*STATED EXERCISE*.
Locate each line with the string "value" in the listing below and copy it.

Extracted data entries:

========================================================================

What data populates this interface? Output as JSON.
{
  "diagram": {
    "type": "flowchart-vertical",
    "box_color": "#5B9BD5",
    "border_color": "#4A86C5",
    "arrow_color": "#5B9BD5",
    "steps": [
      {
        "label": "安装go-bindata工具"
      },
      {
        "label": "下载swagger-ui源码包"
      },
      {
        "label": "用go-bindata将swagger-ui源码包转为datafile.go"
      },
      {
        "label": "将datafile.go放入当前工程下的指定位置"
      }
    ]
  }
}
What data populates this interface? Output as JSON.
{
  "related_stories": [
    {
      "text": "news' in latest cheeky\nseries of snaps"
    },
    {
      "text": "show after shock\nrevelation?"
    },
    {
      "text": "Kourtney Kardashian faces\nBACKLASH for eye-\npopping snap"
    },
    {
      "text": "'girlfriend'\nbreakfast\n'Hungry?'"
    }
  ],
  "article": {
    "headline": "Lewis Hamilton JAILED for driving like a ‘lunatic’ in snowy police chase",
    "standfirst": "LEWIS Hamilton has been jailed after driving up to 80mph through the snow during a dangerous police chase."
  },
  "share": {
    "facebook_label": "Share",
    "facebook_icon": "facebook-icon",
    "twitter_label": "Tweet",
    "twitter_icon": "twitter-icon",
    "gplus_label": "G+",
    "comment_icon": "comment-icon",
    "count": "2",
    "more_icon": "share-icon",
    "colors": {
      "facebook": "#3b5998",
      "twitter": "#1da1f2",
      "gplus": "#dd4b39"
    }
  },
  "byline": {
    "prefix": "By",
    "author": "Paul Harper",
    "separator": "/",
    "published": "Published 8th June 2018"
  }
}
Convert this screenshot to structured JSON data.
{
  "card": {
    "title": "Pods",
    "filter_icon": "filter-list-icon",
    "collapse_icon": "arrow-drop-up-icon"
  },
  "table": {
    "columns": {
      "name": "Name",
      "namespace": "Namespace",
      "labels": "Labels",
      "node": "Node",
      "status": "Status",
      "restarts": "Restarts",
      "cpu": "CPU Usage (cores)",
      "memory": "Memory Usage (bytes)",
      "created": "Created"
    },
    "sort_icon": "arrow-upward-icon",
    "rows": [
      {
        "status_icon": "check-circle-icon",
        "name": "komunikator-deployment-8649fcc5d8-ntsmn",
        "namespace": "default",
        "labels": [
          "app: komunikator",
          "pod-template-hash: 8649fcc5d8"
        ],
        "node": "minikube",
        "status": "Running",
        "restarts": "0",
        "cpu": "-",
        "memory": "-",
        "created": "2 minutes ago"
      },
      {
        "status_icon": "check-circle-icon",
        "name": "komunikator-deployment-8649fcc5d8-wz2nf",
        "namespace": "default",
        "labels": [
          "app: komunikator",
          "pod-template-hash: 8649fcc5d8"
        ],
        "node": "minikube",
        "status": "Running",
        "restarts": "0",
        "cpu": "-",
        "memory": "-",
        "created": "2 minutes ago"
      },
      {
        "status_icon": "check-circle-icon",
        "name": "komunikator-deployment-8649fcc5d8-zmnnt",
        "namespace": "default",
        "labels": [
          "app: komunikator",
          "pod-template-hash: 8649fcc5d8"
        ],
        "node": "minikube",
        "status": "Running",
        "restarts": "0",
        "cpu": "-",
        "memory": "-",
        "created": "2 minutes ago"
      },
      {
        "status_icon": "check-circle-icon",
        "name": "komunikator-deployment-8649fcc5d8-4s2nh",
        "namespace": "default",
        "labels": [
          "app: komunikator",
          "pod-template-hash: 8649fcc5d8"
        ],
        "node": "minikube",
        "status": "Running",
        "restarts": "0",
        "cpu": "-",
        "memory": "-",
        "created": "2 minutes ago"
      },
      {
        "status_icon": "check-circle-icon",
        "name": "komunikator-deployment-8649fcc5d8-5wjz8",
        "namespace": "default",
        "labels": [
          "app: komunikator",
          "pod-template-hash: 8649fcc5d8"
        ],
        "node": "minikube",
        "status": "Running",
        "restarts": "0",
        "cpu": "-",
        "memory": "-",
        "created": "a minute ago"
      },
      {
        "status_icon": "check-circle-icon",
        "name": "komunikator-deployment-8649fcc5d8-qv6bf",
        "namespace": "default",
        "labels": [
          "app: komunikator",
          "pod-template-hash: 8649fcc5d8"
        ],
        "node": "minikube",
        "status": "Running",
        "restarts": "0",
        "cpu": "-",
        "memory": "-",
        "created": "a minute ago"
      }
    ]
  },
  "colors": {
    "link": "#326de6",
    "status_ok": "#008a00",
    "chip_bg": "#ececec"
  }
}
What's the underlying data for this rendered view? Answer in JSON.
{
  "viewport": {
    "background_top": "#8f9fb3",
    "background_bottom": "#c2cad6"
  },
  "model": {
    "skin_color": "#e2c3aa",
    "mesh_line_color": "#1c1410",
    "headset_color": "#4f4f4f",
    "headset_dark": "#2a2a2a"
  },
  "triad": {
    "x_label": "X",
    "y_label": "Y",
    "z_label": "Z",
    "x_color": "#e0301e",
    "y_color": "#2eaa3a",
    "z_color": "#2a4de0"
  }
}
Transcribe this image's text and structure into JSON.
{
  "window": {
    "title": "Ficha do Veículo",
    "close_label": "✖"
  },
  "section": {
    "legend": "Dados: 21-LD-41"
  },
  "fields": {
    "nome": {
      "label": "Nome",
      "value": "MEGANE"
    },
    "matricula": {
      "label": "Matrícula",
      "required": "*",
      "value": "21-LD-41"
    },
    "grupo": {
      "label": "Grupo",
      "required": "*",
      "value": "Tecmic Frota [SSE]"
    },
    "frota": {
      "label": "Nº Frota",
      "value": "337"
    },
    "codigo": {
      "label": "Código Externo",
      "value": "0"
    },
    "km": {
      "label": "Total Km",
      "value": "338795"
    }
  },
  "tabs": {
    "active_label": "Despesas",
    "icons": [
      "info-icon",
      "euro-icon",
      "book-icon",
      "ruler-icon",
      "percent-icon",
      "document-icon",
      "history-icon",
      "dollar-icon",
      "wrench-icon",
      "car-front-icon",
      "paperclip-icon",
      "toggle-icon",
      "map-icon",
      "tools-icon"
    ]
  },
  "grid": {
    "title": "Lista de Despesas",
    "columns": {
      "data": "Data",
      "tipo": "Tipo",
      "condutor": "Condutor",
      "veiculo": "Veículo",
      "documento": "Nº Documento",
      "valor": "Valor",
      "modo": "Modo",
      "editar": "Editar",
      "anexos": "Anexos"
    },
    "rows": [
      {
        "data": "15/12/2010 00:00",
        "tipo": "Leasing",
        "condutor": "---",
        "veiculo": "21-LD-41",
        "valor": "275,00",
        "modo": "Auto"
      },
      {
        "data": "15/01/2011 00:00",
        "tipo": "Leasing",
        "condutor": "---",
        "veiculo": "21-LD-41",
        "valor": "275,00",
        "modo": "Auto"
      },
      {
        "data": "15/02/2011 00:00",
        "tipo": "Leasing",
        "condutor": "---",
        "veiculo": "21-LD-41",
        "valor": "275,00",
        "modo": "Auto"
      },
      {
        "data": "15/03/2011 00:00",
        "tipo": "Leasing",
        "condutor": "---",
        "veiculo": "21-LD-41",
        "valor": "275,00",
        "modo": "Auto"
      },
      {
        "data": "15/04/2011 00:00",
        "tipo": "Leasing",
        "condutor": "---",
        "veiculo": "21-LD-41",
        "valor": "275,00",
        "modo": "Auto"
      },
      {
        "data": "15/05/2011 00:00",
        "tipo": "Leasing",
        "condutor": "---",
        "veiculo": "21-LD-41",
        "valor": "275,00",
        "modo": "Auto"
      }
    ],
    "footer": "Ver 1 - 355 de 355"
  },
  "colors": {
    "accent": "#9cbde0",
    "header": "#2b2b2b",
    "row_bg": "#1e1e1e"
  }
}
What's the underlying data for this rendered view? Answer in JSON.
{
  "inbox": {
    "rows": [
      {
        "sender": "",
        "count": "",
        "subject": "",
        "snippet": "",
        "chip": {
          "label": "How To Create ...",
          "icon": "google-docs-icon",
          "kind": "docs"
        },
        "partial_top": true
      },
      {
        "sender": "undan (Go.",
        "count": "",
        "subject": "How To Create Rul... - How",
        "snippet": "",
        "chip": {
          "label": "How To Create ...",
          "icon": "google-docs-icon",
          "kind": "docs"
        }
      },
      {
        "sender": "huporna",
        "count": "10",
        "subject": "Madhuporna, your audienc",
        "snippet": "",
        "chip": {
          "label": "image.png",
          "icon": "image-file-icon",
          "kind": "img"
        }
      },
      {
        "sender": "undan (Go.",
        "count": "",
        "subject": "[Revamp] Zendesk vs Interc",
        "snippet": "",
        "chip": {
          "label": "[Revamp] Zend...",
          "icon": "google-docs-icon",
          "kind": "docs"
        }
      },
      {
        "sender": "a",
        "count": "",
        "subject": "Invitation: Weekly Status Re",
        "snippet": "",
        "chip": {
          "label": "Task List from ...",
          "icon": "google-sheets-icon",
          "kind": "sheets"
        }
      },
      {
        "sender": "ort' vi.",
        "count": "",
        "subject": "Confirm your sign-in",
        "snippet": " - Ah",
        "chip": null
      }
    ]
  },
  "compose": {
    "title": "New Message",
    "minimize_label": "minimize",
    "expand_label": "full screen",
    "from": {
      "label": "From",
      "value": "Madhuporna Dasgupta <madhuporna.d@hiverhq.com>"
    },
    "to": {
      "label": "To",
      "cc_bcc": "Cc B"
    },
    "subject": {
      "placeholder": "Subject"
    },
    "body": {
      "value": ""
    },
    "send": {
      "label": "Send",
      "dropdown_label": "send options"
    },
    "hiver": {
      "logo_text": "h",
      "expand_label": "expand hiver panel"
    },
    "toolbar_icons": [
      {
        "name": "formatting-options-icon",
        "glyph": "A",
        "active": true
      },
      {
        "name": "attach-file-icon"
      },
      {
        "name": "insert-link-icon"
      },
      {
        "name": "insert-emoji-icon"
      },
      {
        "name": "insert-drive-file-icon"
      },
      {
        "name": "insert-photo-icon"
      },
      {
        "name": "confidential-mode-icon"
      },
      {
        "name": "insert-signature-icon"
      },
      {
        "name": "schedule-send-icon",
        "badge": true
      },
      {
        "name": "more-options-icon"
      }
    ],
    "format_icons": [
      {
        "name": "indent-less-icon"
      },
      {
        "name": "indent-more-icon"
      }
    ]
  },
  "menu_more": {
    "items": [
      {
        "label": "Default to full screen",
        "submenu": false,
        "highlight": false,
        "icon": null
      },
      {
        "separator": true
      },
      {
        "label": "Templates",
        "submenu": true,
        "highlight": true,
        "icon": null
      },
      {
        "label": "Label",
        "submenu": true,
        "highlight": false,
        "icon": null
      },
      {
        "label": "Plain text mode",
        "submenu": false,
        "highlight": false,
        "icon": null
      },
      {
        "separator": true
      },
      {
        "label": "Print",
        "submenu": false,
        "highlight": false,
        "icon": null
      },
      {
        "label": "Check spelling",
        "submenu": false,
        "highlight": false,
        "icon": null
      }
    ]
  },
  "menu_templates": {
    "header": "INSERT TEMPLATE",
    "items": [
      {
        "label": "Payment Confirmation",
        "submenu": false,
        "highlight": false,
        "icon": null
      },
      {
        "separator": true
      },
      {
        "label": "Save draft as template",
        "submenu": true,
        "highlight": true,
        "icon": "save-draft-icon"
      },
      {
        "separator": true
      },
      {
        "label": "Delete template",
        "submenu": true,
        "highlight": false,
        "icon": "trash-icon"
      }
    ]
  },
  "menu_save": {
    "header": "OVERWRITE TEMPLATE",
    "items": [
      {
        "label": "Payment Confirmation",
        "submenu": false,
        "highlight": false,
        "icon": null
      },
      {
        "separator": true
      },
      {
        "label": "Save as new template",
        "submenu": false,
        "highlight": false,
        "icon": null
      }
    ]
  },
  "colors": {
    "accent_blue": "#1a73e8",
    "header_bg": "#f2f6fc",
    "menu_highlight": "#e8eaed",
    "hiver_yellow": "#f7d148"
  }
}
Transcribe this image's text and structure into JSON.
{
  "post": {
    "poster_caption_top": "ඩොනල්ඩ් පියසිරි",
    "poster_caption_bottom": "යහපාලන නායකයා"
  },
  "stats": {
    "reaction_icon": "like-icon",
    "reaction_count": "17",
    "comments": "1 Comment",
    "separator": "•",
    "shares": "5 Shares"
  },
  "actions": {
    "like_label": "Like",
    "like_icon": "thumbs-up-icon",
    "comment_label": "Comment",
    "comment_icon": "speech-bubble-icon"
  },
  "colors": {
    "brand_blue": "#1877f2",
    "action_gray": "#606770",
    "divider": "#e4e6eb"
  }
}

========================================================================

*SOLVED PROBLEM*.
      "value": "MEGANE"
      "value": "21-LD-41"
      "value": "Tecmic Frota [SSE]"
      "value": "337"
      "value": "0"
      "value": "338795"
      "value": "Madhuporna Dasgupta <madhuporna.d@hiverhq.com>"
      "value": ""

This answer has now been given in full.